== Requirements ==
Take every line from the listing below that contains "desc".

== Data ==
---+---

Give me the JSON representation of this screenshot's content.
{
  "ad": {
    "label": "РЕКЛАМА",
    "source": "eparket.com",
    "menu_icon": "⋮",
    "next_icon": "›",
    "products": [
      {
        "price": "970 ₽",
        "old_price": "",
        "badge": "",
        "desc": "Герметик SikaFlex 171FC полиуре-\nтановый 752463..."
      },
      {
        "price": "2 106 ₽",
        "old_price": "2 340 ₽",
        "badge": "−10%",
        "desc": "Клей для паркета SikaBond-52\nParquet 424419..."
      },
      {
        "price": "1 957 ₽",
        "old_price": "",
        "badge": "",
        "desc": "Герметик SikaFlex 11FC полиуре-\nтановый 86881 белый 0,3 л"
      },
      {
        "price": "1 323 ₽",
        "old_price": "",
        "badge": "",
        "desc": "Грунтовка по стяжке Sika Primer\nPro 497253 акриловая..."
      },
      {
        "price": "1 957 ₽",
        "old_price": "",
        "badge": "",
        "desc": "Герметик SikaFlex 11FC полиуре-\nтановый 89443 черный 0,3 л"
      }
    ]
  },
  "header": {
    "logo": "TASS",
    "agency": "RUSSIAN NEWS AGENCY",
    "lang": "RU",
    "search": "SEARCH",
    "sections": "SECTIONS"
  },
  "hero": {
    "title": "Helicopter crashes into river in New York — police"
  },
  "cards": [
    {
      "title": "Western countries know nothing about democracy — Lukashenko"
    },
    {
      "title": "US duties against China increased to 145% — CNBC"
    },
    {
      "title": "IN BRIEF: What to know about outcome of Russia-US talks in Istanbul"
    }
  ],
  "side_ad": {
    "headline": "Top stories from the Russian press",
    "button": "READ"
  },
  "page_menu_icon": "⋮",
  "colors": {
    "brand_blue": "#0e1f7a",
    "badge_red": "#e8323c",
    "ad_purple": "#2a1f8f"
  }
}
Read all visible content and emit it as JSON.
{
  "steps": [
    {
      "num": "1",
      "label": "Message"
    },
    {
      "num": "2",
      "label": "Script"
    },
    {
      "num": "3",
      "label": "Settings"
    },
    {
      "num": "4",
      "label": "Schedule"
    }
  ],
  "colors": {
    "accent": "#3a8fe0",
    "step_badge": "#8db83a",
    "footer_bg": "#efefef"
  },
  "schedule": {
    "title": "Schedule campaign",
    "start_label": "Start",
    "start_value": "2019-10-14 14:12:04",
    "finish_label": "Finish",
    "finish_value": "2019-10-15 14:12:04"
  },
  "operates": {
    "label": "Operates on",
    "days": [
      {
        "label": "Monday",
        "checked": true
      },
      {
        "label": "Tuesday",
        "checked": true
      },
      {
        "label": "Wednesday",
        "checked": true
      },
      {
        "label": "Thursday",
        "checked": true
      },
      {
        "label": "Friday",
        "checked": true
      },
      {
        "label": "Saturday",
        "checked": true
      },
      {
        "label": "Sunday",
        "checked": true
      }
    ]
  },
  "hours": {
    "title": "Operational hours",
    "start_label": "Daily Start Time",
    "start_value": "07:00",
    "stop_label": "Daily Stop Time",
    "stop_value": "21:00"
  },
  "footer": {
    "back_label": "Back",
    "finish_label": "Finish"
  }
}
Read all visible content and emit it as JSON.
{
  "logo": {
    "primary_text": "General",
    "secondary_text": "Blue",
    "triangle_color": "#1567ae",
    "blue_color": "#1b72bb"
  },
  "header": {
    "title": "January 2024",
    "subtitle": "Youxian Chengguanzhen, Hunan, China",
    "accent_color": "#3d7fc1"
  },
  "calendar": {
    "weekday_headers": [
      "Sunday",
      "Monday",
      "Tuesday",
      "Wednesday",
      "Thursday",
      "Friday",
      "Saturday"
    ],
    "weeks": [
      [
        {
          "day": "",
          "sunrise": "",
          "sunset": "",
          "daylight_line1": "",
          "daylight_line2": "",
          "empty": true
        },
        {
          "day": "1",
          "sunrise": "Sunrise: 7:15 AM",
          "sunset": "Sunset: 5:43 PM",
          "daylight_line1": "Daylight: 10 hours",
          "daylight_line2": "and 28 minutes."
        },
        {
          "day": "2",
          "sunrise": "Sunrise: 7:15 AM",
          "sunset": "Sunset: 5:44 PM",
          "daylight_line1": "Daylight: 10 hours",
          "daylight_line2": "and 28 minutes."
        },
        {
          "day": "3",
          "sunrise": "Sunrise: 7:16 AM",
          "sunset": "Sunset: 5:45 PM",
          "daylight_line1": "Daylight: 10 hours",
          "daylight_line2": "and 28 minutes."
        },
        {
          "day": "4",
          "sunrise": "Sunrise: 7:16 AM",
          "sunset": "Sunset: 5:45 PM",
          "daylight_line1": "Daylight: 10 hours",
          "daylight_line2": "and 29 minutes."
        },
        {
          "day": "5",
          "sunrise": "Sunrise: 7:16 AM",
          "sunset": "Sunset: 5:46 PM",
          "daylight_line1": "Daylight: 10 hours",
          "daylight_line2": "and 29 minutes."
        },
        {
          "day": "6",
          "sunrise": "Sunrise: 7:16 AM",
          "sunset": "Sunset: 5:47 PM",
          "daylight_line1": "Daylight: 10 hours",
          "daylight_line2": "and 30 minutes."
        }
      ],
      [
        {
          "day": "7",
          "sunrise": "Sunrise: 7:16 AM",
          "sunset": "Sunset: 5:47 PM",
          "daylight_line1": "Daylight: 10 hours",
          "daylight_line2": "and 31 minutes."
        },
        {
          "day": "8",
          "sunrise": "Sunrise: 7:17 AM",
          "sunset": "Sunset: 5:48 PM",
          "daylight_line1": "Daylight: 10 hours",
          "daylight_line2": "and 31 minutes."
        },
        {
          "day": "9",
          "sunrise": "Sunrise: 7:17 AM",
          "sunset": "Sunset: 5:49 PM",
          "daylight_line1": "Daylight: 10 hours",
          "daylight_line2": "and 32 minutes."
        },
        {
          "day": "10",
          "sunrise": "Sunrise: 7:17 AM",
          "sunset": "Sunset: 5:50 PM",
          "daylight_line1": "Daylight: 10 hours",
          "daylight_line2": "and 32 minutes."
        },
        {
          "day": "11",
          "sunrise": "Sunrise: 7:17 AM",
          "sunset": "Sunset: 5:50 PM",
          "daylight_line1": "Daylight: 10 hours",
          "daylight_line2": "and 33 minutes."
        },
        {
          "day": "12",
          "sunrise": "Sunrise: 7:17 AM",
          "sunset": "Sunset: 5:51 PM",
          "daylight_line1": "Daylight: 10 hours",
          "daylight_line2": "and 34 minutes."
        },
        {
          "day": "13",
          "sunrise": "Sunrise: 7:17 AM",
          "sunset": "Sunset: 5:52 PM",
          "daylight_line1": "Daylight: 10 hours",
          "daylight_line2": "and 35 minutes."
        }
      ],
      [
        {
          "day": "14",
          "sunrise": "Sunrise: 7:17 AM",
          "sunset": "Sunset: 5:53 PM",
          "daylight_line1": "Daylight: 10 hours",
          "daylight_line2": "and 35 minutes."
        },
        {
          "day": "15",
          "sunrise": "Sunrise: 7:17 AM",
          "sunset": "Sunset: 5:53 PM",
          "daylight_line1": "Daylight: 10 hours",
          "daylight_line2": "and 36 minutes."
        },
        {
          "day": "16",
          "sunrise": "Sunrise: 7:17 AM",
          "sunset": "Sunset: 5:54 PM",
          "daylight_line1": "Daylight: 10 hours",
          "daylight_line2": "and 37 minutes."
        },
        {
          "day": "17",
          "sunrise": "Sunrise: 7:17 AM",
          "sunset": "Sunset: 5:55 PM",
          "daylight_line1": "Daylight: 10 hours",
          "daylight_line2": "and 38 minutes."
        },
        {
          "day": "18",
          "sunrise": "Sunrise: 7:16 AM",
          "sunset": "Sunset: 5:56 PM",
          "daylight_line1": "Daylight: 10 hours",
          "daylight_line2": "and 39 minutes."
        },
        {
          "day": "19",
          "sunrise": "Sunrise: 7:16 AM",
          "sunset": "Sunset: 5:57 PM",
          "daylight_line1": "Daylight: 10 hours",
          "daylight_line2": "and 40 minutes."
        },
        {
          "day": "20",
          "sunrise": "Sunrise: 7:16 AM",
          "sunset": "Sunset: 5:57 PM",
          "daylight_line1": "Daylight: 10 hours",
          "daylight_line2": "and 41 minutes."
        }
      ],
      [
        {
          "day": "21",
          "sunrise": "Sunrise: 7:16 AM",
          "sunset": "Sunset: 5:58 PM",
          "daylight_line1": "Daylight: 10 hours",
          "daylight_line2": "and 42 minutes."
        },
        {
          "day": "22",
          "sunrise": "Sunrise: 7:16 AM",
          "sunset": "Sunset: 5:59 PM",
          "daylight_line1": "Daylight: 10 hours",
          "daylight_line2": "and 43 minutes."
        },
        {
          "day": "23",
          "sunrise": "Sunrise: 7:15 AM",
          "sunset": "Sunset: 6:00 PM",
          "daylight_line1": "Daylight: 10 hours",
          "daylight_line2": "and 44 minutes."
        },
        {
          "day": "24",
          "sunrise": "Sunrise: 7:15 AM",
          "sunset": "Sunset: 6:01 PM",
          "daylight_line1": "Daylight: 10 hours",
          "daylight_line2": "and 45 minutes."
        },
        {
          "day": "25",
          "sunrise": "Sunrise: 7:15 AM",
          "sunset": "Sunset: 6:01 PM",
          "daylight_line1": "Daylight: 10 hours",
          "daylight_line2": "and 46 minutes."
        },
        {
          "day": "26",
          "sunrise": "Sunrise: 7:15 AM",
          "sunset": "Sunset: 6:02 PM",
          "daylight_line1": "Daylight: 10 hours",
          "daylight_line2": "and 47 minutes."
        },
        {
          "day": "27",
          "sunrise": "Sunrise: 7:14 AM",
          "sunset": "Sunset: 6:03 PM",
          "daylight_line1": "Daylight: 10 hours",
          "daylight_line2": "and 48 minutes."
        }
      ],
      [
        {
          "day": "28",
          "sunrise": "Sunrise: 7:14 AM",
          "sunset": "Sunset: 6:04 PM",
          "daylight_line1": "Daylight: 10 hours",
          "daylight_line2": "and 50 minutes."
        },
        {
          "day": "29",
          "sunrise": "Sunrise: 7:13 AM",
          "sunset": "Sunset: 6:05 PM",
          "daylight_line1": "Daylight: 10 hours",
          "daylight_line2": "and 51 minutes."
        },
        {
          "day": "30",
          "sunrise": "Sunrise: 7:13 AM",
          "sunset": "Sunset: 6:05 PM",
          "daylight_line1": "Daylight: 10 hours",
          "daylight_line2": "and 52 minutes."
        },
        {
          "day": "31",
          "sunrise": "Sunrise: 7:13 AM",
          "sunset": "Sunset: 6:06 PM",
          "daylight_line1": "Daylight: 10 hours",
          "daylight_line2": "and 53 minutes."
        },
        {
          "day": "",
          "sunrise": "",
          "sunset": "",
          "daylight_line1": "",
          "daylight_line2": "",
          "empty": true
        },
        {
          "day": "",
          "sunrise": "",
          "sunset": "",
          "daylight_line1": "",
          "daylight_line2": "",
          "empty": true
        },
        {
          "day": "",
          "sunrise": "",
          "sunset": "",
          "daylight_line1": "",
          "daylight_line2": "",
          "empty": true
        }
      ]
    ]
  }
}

---+---

== Expected answer ==
        "desc": "Герметик SikaFlex 171FC полиуре-\nтановый 752463..."
        "desc": "Клей для паркета SikaBond-52\nParquet 424419..."
        "desc": "Герметик SikaFlex 11FC полиуре-\nтановый 86881 белый 0,3 л"
        "desc": "Грунтовка по стяжке Sika Primer\nPro 497253 акриловая..."
        "desc": "Герметик SikaFlex 11FC полиуре-\nтановый 89443 черный 0,3 л"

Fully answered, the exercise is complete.